§ **GIVEN REQUEST**: Return the whole listing, keeping every character the same.

>> BEGIN INFORMATION SUPPLIED

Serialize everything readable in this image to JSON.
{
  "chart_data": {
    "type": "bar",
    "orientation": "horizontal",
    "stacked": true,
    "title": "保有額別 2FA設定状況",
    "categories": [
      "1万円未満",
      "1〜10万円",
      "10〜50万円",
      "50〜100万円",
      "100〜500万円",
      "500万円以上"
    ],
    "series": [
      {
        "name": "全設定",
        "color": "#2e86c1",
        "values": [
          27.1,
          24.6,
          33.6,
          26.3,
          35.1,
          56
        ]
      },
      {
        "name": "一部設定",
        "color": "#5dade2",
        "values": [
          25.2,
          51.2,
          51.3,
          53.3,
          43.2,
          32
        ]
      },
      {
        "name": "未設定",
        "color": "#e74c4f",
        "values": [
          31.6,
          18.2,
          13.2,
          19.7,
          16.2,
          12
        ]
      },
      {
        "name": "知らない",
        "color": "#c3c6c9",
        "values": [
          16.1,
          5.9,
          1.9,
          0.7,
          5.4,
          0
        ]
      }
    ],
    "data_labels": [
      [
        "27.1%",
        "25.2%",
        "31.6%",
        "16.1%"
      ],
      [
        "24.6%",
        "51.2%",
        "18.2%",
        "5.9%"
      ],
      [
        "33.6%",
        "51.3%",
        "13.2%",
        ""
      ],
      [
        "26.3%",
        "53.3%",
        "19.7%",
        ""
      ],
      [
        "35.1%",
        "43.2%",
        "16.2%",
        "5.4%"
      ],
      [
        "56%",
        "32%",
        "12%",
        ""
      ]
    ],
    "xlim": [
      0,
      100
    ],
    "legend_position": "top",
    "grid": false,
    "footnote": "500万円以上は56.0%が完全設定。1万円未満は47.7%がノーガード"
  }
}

>> END INFORMATION SUPPLIED

§ **RESULT**:
Serialize everything readable in this image to JSON.
{
  "chart_data": {
    "type": "bar",
    "orientation": "horizontal",
    "stacked": true,
    "title": "保有額別 2FA設定状況",
    "categories": [
      "1万円未満",
      "1〜10万円",
      "10〜50万円",
      "50〜100万円",
      "100〜500万円",
      "500万円以上"
    ],
    "series": [
      {
        "name": "全設定",
        "color": "#2e86c1",
        "values": [
          27.1,
          24.6,
          33.6,
          26.3,
          35.1,
          56
        ]
      },
      {
        "name": "一部設定",
        "color": "#5dade2",
        "values": [
          25.2,
          51.2,
          51.3,
          53.3,
          43.2,
          32
        ]
      },
      {
        "name": "未設定",
        "color": "#e74c4f",
        "values": [
          31.6,
          18.2,
          13.2,
          19.7,
          16.2,
          12
        ]
      },
      {
        "name": "知らない",
        "color": "#c3c6c9",
        "values": [
          16.1,
          5.9,
          1.9,
          0.7,
          5.4,
          0
        ]
      }
    ],
    "data_labels": [
      [
        "27.1%",
        "25.2%",
        "31.6%",
        "16.1%"
      ],
      [
        "24.6%",
        "51.2%",
        "18.2%",
        "5.9%"
      ],
      [
        "33.6%",
        "51.3%",
        "13.2%",
        ""
      ],
      [
        "26.3%",
        "53.3%",
        "19.7%",
        ""
      ],
      [
        "35.1%",
        "43.2%",
        "16.2%",
        "5.4%"
      ],
      [
        "56%",
        "32%",
        "12%",
        ""
      ]
    ],
    "xlim": [
      0,
      100
    ],
    "legend_position": "top",
    "grid": false,
    "footnote": "500万円以上は56.0%が完全設定。1万円未満は47.7%がノーガード"
  }
}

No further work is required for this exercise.